=== AIM OF THE EXERCISE ===
Look for the word "contra" in the entries and copy every line where it shows up.

=== GIVEN RECORDS ===
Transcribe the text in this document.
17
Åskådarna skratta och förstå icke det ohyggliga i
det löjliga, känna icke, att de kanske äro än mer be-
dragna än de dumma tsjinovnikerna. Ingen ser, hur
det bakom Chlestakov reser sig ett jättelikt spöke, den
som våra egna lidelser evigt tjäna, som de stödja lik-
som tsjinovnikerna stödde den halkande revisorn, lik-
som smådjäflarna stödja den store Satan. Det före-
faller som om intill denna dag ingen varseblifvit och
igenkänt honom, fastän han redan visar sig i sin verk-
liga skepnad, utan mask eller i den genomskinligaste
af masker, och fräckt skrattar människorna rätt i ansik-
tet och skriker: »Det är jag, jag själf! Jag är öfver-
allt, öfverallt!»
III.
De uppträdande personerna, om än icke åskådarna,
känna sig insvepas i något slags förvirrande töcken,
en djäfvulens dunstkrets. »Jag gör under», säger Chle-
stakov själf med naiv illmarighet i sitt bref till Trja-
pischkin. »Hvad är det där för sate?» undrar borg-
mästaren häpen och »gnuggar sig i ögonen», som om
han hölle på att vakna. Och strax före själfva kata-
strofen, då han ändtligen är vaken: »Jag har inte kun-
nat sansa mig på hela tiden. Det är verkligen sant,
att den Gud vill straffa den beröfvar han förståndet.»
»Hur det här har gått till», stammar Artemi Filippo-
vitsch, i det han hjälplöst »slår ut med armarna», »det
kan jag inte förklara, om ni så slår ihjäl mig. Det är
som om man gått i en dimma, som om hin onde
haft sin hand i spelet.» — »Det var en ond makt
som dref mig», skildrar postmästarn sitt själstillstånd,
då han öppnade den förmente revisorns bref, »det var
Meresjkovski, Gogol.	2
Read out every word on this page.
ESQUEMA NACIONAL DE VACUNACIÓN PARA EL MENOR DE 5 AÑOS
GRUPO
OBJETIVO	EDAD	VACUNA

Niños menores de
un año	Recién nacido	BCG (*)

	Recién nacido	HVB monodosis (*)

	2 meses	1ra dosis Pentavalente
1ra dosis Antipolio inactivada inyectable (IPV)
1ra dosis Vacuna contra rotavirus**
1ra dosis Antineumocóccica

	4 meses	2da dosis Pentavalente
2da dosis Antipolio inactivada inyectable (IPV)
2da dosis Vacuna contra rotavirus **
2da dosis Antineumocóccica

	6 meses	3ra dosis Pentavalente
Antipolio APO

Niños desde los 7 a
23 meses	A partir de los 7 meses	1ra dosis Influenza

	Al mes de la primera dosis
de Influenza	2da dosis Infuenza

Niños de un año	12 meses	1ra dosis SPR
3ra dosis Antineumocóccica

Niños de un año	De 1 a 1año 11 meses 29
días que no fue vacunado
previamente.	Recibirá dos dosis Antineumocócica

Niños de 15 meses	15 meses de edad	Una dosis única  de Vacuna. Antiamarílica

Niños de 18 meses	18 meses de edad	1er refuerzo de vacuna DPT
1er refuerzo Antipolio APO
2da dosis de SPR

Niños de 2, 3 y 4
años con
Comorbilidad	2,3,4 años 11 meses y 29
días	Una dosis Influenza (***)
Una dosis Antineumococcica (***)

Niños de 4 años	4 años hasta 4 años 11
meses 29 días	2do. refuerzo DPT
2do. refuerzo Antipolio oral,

=== WRITTEN SOLUTION ===
1ra dosis Vacuna contra rotavirus**
2da dosis Vacuna contra rotavirus **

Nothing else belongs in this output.